*PROBLEM*. Work out how many lines hold "thromboembolic". Give the number and nothing else.

[Figure record extracts]
○ ○ ○ ○

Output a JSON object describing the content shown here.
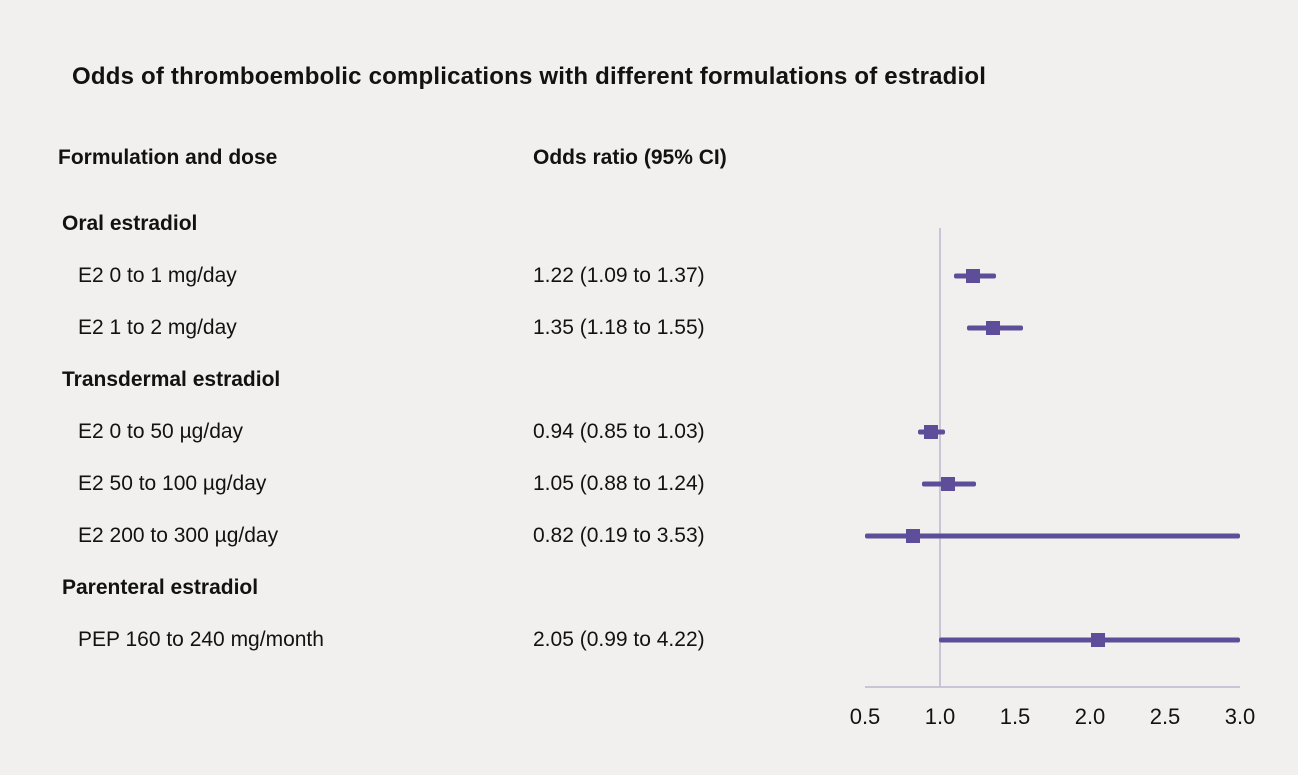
{
  "title": "Odds of thromboembolic complications with different formulations of estradiol",
  "columns": {
    "formulation": "Formulation and dose",
    "odds_ratio": "Odds ratio (95% CI)"
  },
  "colors": {
    "accent": "#5e4e99",
    "axis": "#c7c5d6",
    "text": "#121212",
    "background": "#f1f0ee"
  },
  "chart_data": {
    "type": "forest",
    "title": "Odds of thromboembolic complications with different formulations of estradiol",
    "xlabel": "Odds ratio",
    "axis": {
      "min": 0.5,
      "max": 3.0,
      "ticks": [
        0.5,
        1.0,
        1.5,
        2.0,
        2.5,
        3.0
      ],
      "reference": 1.0,
      "grid": false
    },
    "rows": [
      {
        "label": "Oral estradiol",
        "group": true
      },
      {
        "label": "E2 0 to 1 mg/day",
        "or_text": "1.22 (1.09 to 1.37)",
        "est": 1.22,
        "lo": 1.09,
        "hi": 1.37
      },
      {
        "label": "E2 1 to 2 mg/day",
        "or_text": "1.35 (1.18 to 1.55)",
        "est": 1.35,
        "lo": 1.18,
        "hi": 1.55
      },
      {
        "label": "Transdermal estradiol",
        "group": true
      },
      {
        "label": "E2 0 to 50 µg/day",
        "or_text": "0.94 (0.85 to 1.03)",
        "est": 0.94,
        "lo": 0.85,
        "hi": 1.03
      },
      {
        "label": "E2 50 to 100 µg/day",
        "or_text": "1.05 (0.88 to 1.24)",
        "est": 1.05,
        "lo": 0.88,
        "hi": 1.24
      },
      {
        "label": "E2 200 to 300 µg/day",
        "or_text": "0.82 (0.19 to 3.53)",
        "est": 0.82,
        "lo": 0.19,
        "hi": 3.53
      },
      {
        "label": "Parenteral estradiol",
        "group": true
      },
      {
        "label": "PEP 160 to 240 mg/month",
        "or_text": "2.05 (0.99 to 4.22)",
        "est": 2.05,
        "lo": 0.99,
        "hi": 4.22
      }
    ]
  }
}
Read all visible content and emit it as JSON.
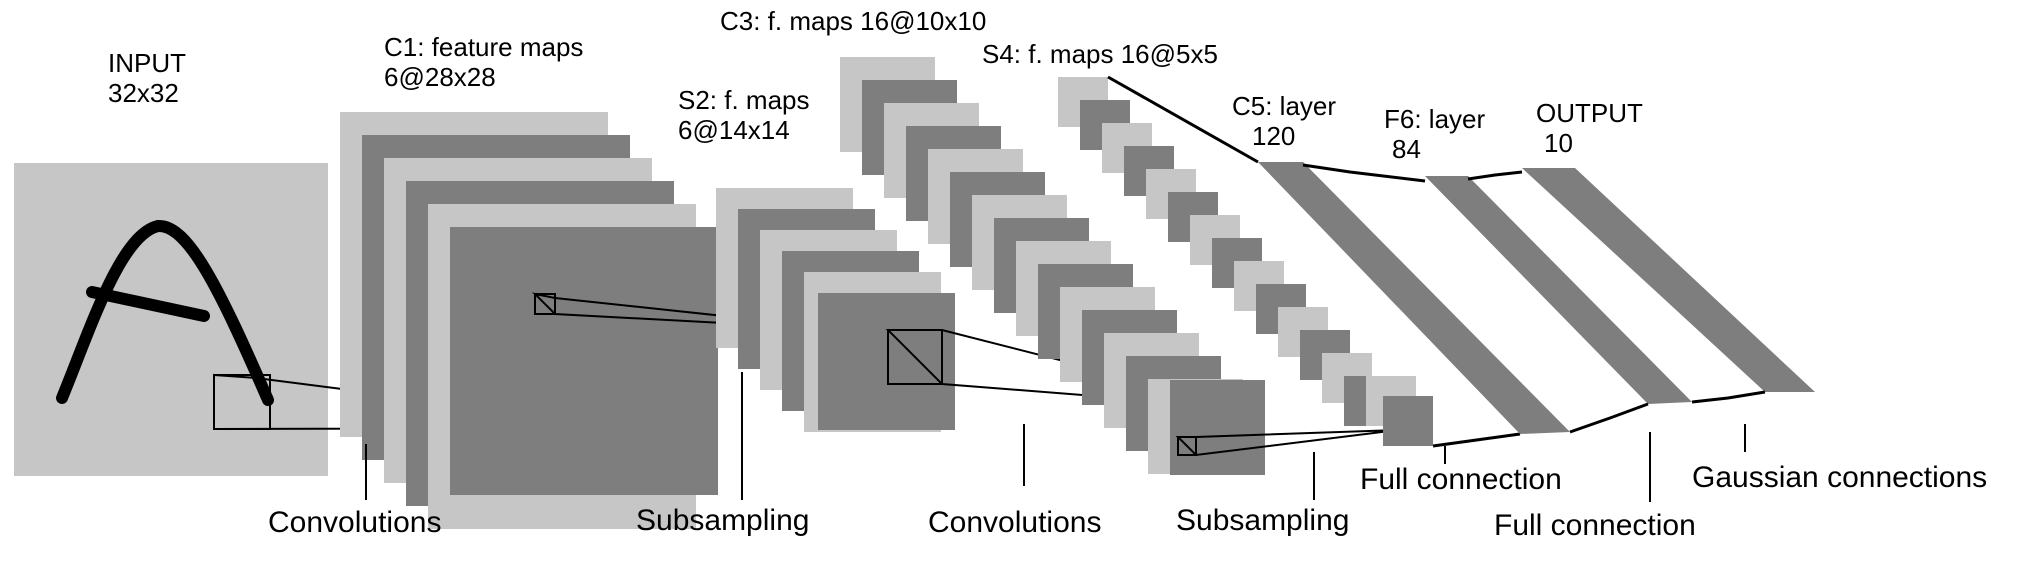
{
  "layers": {
    "input": {
      "name": "INPUT",
      "size": "32x32"
    },
    "c1": {
      "name": "C1: feature maps",
      "size": "6@28x28"
    },
    "s2": {
      "name": "S2: f. maps",
      "size": "6@14x14"
    },
    "c3": {
      "name": "C3: f. maps 16@10x10"
    },
    "s4": {
      "name": "S4: f. maps 16@5x5"
    },
    "c5": {
      "name": "C5: layer",
      "size": "120"
    },
    "f6": {
      "name": "F6: layer",
      "size": "84"
    },
    "output": {
      "name": "OUTPUT",
      "size": "10"
    }
  },
  "operations": {
    "conv1": "Convolutions",
    "sub1": "Subsampling",
    "conv2": "Convolutions",
    "sub2": "Subsampling",
    "full1": "Full connection",
    "full2": "Full connection",
    "gauss": "Gaussian connections"
  },
  "colors": {
    "light": "#c6c6c6",
    "dark": "#7e7e7e",
    "line": "#000000"
  },
  "input_glyph": "A"
}
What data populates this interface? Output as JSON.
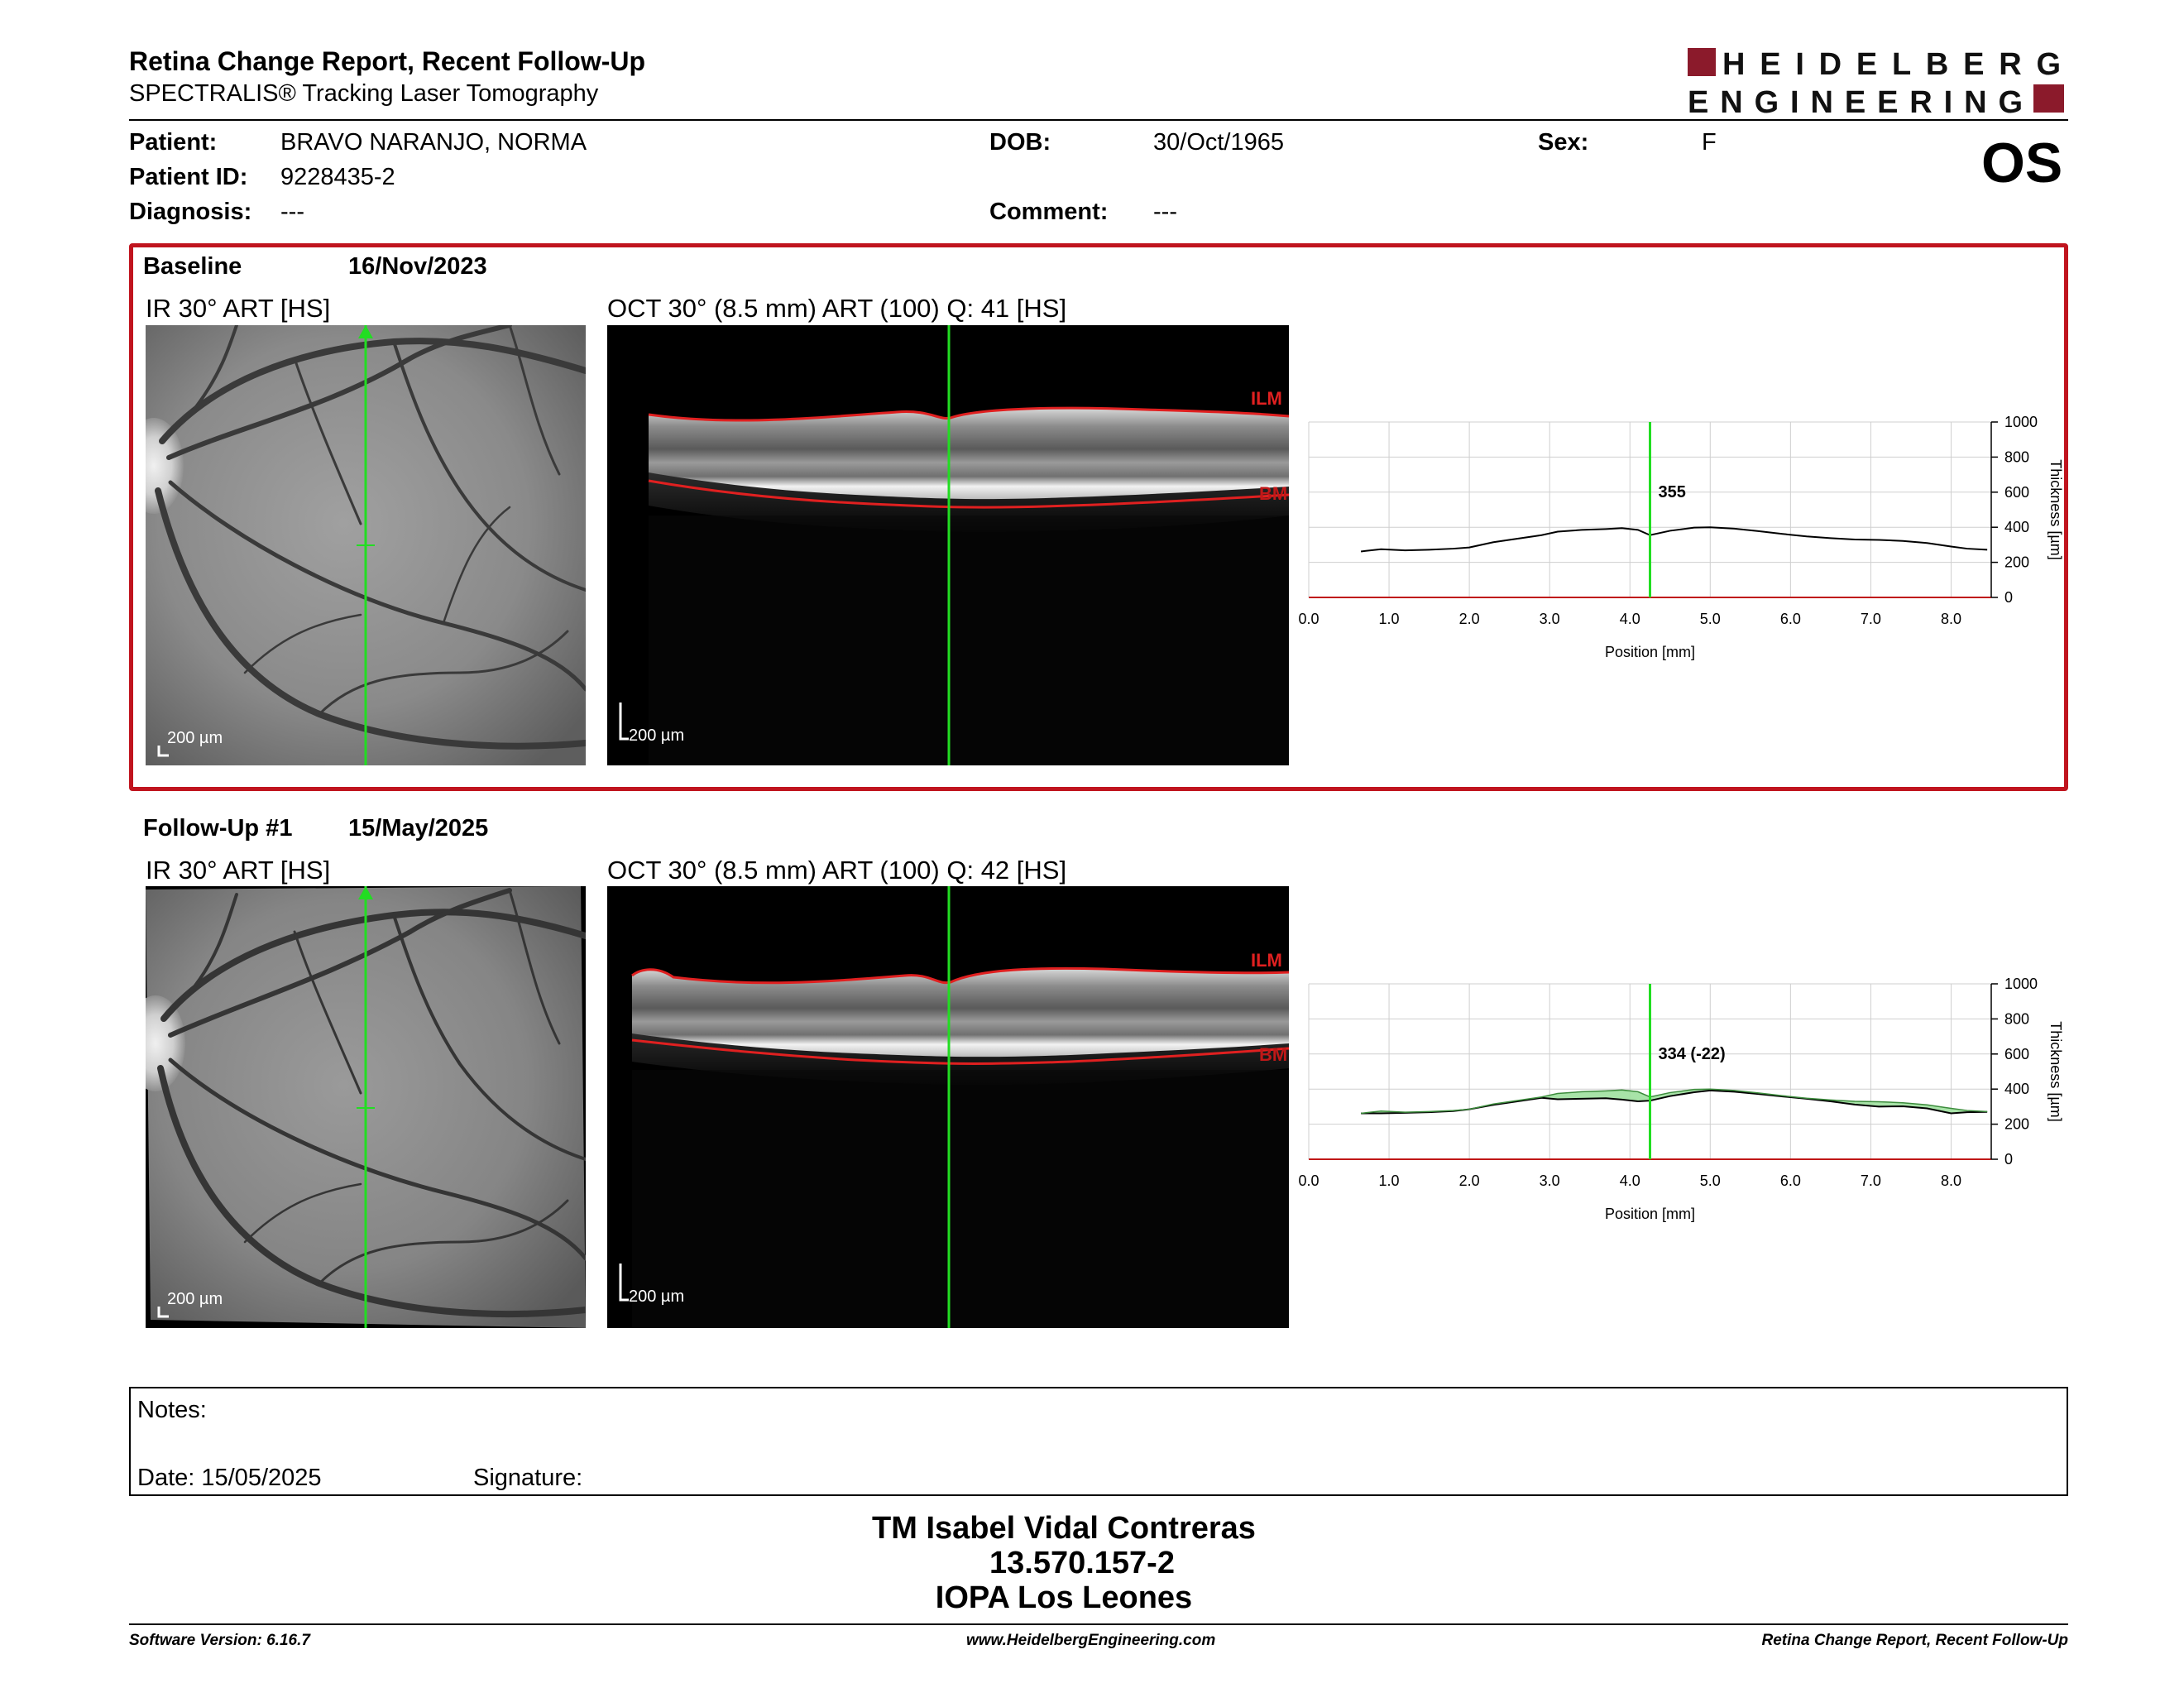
{
  "header": {
    "title": "Retina Change Report, Recent Follow-Up",
    "subtitle": "SPECTRALIS® Tracking Laser Tomography",
    "logo_line1": "HEIDELBERG",
    "logo_line2": "ENGINEERING",
    "eye": "OS"
  },
  "patient": {
    "patient_label": "Patient:",
    "patient_value": "BRAVO NARANJO, NORMA",
    "id_label": "Patient ID:",
    "id_value": "9228435-2",
    "diagnosis_label": "Diagnosis:",
    "diagnosis_value": "---",
    "dob_label": "DOB:",
    "dob_value": "30/Oct/1965",
    "comment_label": "Comment:",
    "comment_value": "---",
    "sex_label": "Sex:",
    "sex_value": "F"
  },
  "baseline": {
    "label": "Baseline",
    "date": "16/Nov/2023",
    "ir_caption": "IR 30° ART [HS]",
    "oct_caption": "OCT 30° (8.5 mm) ART (100) Q: 41 [HS]",
    "ir_scale": "200 µm",
    "oct_scale": "200 µm",
    "ilm": "ILM",
    "bm": "BM"
  },
  "followup": {
    "label": "Follow-Up #1",
    "date": "15/May/2025",
    "ir_caption": "IR 30° ART [HS]",
    "oct_caption": "OCT 30° (8.5 mm) ART (100) Q: 42 [HS]",
    "ir_scale": "200 µm",
    "oct_scale": "200 µm",
    "ilm": "ILM",
    "bm": "BM"
  },
  "chart_data": [
    {
      "type": "line",
      "name": "baseline-thickness",
      "xlabel": "Position [mm]",
      "ylabel": "Thickness [µm]",
      "xlim": [
        0.0,
        8.5
      ],
      "ylim": [
        0,
        1000
      ],
      "x_ticks": [
        "0.0",
        "1.0",
        "2.0",
        "3.0",
        "4.0",
        "5.0",
        "6.0",
        "7.0",
        "8.0"
      ],
      "y_ticks": [
        "0",
        "200",
        "400",
        "600",
        "800",
        "1000"
      ],
      "marker_x": 4.25,
      "marker_label": "355",
      "series": [
        {
          "x": [
            0.65,
            0.9,
            1.2,
            1.5,
            1.8,
            2.0,
            2.3,
            2.6,
            2.9,
            3.1,
            3.4,
            3.7,
            3.9,
            4.1,
            4.25,
            4.5,
            4.8,
            5.0,
            5.3,
            5.6,
            5.9,
            6.2,
            6.5,
            6.8,
            7.1,
            7.4,
            7.7,
            8.0,
            8.2,
            8.45
          ],
          "y": [
            262,
            275,
            268,
            272,
            278,
            285,
            315,
            335,
            355,
            375,
            385,
            390,
            395,
            385,
            355,
            380,
            398,
            400,
            392,
            378,
            362,
            348,
            338,
            330,
            328,
            322,
            310,
            290,
            278,
            272
          ]
        }
      ]
    },
    {
      "type": "line",
      "name": "followup-thickness",
      "xlabel": "Position [mm]",
      "ylabel": "Thickness [µm]",
      "xlim": [
        0.0,
        8.5
      ],
      "ylim": [
        0,
        1000
      ],
      "x_ticks": [
        "0.0",
        "1.0",
        "2.0",
        "3.0",
        "4.0",
        "5.0",
        "6.0",
        "7.0",
        "8.0"
      ],
      "y_ticks": [
        "0",
        "200",
        "400",
        "600",
        "800",
        "1000"
      ],
      "marker_x": 4.25,
      "marker_label": "334 (-22)",
      "series": [
        {
          "x": [
            0.65,
            0.9,
            1.2,
            1.5,
            1.8,
            2.0,
            2.3,
            2.6,
            2.9,
            3.1,
            3.4,
            3.7,
            3.9,
            4.1,
            4.25,
            4.5,
            4.8,
            5.0,
            5.3,
            5.6,
            5.9,
            6.2,
            6.5,
            6.8,
            7.1,
            7.4,
            7.7,
            8.0,
            8.2,
            8.45
          ],
          "y": [
            262,
            262,
            265,
            268,
            275,
            285,
            310,
            330,
            350,
            342,
            345,
            348,
            340,
            330,
            334,
            360,
            382,
            392,
            385,
            372,
            358,
            345,
            330,
            312,
            300,
            302,
            290,
            262,
            268,
            270
          ]
        },
        {
          "x": [
            0.65,
            0.9,
            1.2,
            1.5,
            1.8,
            2.0,
            2.3,
            2.6,
            2.9,
            3.1,
            3.4,
            3.7,
            3.9,
            4.1,
            4.25,
            4.5,
            4.8,
            5.0,
            5.3,
            5.6,
            5.9,
            6.2,
            6.5,
            6.8,
            7.1,
            7.4,
            7.7,
            8.0,
            8.2,
            8.45
          ],
          "y": [
            262,
            275,
            268,
            272,
            278,
            285,
            315,
            335,
            355,
            375,
            385,
            390,
            395,
            385,
            355,
            380,
            398,
            400,
            392,
            378,
            362,
            348,
            338,
            330,
            328,
            322,
            310,
            290,
            278,
            272
          ]
        }
      ]
    }
  ],
  "notes": {
    "label": "Notes:",
    "date_label": "Date: 15/05/2025",
    "signature_label": "Signature:"
  },
  "signature": {
    "line1": "TM Isabel Vidal Contreras",
    "line2": "13.570.157-2",
    "line3": "IOPA Los Leones"
  },
  "footer": {
    "left": "Software Version: 6.16.7",
    "center": "www.HeidelbergEngineering.com",
    "right": "Retina Change Report, Recent Follow-Up"
  },
  "colors": {
    "brand_red": "#8b1a2b",
    "box_red": "#c0141e",
    "scan_green": "#22dd22",
    "segment_red": "#e02020",
    "diff_fill": "#9fe09f"
  }
}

○ ○ ○ ○

*WRITTEN ANSWER*. 2